Exercise goal »
From the entries that follow, extract each line holding the string "время".

Dataset entries »
---+---
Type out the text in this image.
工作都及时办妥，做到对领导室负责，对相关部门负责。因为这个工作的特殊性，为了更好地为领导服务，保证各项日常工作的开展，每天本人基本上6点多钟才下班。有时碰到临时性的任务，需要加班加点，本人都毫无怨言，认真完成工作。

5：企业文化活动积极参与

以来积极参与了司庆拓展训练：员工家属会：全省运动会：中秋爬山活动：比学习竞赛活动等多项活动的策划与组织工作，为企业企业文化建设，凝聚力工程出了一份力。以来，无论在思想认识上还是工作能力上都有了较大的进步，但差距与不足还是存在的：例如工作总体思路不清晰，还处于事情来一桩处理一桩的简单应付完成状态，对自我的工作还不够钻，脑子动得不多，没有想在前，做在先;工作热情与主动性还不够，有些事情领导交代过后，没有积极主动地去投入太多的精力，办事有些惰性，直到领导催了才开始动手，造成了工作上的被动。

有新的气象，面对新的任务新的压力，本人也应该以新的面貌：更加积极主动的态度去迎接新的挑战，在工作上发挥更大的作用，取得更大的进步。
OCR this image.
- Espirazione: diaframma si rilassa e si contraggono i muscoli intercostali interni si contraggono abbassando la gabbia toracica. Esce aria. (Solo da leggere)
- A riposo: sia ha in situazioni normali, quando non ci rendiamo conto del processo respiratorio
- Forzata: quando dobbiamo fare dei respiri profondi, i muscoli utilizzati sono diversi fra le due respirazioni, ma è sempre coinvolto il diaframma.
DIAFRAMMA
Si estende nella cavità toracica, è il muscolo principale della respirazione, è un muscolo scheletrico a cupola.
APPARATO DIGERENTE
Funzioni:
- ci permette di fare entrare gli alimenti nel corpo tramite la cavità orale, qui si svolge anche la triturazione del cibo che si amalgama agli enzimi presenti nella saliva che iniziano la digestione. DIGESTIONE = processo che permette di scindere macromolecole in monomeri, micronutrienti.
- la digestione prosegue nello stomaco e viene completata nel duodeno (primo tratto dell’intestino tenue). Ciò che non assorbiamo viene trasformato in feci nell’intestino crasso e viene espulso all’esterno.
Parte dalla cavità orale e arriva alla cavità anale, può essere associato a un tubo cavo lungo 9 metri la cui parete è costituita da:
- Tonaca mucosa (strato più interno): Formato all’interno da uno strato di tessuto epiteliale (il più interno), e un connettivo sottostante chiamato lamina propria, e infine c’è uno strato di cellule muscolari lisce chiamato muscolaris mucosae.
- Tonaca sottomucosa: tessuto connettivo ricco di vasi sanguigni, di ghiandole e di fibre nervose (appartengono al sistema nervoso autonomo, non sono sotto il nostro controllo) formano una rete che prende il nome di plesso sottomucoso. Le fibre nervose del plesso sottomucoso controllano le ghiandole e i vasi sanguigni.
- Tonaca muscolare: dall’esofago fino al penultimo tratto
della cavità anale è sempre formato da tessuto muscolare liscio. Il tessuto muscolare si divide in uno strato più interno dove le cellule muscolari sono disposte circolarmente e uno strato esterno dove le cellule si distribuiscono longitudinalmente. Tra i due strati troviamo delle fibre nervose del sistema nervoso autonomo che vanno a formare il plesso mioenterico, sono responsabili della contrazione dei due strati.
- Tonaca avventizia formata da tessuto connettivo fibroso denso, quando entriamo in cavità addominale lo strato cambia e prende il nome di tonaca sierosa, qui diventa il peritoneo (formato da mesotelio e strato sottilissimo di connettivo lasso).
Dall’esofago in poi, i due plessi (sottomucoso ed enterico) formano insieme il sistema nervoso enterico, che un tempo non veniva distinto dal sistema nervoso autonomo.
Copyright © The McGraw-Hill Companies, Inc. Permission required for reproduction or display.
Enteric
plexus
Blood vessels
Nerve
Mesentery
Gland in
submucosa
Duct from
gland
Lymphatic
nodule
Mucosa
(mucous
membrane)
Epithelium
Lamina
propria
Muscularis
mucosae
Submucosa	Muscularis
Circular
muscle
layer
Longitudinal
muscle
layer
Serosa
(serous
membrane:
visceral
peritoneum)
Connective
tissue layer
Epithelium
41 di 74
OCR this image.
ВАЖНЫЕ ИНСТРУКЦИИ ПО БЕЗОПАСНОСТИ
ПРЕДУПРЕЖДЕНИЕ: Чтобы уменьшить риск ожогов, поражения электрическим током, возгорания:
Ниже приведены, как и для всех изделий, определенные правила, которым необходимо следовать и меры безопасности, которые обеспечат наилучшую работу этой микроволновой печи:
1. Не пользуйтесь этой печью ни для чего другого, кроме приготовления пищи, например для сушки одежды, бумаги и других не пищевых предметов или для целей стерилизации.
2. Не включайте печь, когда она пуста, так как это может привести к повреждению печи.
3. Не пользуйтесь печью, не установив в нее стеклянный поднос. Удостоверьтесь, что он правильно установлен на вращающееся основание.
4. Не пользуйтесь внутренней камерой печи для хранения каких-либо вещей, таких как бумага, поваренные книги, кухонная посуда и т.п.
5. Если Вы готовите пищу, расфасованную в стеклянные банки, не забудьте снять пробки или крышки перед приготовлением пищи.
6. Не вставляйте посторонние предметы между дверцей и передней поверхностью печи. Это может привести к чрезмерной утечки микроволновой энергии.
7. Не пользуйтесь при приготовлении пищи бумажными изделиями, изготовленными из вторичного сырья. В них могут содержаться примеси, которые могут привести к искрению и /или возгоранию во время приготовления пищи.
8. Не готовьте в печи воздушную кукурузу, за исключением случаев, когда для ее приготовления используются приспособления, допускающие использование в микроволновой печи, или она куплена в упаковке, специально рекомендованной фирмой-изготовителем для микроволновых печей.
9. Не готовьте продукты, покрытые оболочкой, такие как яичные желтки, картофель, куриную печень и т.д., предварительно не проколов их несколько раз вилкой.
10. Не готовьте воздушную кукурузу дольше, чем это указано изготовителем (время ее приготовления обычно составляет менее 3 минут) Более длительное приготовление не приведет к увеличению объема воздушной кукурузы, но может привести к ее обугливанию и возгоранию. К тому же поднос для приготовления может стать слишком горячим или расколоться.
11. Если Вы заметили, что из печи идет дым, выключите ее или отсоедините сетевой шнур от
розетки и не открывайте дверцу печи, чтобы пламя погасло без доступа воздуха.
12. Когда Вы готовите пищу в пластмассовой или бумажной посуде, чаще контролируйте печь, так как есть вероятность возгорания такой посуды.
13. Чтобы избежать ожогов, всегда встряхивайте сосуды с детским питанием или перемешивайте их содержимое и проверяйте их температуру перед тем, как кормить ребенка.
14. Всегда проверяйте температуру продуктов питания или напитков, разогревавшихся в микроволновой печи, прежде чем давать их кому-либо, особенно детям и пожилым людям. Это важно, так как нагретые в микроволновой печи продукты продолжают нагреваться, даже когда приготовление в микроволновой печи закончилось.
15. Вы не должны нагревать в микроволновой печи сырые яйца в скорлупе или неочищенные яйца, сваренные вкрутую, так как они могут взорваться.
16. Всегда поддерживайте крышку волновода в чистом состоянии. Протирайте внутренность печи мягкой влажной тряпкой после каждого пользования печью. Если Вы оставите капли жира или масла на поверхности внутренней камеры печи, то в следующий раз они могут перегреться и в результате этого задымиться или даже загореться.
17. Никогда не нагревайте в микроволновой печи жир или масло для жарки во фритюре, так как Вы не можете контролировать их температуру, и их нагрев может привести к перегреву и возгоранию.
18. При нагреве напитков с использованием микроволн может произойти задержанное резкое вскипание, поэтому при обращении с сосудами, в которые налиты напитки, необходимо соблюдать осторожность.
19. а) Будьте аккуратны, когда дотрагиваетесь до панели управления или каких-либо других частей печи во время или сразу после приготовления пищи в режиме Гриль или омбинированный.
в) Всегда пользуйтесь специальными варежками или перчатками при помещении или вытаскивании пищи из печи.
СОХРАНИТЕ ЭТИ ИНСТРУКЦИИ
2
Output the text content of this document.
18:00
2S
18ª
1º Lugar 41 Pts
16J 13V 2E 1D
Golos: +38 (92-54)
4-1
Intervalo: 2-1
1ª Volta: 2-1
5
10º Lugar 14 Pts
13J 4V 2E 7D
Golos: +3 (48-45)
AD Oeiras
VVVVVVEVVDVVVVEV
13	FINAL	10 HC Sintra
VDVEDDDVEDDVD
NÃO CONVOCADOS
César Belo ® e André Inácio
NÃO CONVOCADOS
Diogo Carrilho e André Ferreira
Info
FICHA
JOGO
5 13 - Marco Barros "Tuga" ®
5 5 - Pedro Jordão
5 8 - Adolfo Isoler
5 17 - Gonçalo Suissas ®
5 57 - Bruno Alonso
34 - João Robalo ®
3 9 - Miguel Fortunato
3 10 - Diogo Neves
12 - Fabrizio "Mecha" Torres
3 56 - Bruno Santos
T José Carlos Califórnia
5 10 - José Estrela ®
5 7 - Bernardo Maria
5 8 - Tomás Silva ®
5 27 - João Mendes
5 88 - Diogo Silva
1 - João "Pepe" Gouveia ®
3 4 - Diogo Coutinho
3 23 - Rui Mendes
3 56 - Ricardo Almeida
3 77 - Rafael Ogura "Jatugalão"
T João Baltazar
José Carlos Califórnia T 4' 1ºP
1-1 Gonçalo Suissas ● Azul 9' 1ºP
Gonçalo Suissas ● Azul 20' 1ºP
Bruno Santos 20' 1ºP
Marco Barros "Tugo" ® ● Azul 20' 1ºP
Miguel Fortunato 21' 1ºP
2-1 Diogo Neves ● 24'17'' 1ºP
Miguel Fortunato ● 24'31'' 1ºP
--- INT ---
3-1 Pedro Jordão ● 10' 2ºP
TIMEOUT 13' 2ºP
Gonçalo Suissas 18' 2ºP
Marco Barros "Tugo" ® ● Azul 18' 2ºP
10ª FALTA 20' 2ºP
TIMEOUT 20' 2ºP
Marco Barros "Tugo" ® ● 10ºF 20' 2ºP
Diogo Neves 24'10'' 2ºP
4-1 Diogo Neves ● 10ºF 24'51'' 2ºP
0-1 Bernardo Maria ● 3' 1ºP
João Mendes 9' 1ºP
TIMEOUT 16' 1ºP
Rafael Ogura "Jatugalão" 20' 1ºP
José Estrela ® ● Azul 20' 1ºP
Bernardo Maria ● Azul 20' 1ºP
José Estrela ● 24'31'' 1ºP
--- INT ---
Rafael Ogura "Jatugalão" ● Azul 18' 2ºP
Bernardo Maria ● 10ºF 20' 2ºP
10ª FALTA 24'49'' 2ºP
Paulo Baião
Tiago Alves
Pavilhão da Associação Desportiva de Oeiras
---+---
Result below »
7. Не пользуйтесь при приготовлении пищи бумажными изделиями, изготовленными из вторичного сырья. В них могут содержаться примеси, которые могут привести к искрению и /или возгоранию во время приготовления пищи.
10. Не готовьте воздушную кукурузу дольше, чем это указано изготовителем (время ее приготовления обычно составляет менее 3 минут) Более длительное приготовление не приведет к увеличению объема воздушной кукурузы, но может привести к ее обугливанию и возгоранию. К тому же поднос для приготовления может стать слишком горячим или расколоться.
19. а) Будьте аккуратны, когда дотрагиваетесь до панели управления или каких-либо других частей печи во время или сразу после приготовления пищи в режиме Гриль или омбинированный.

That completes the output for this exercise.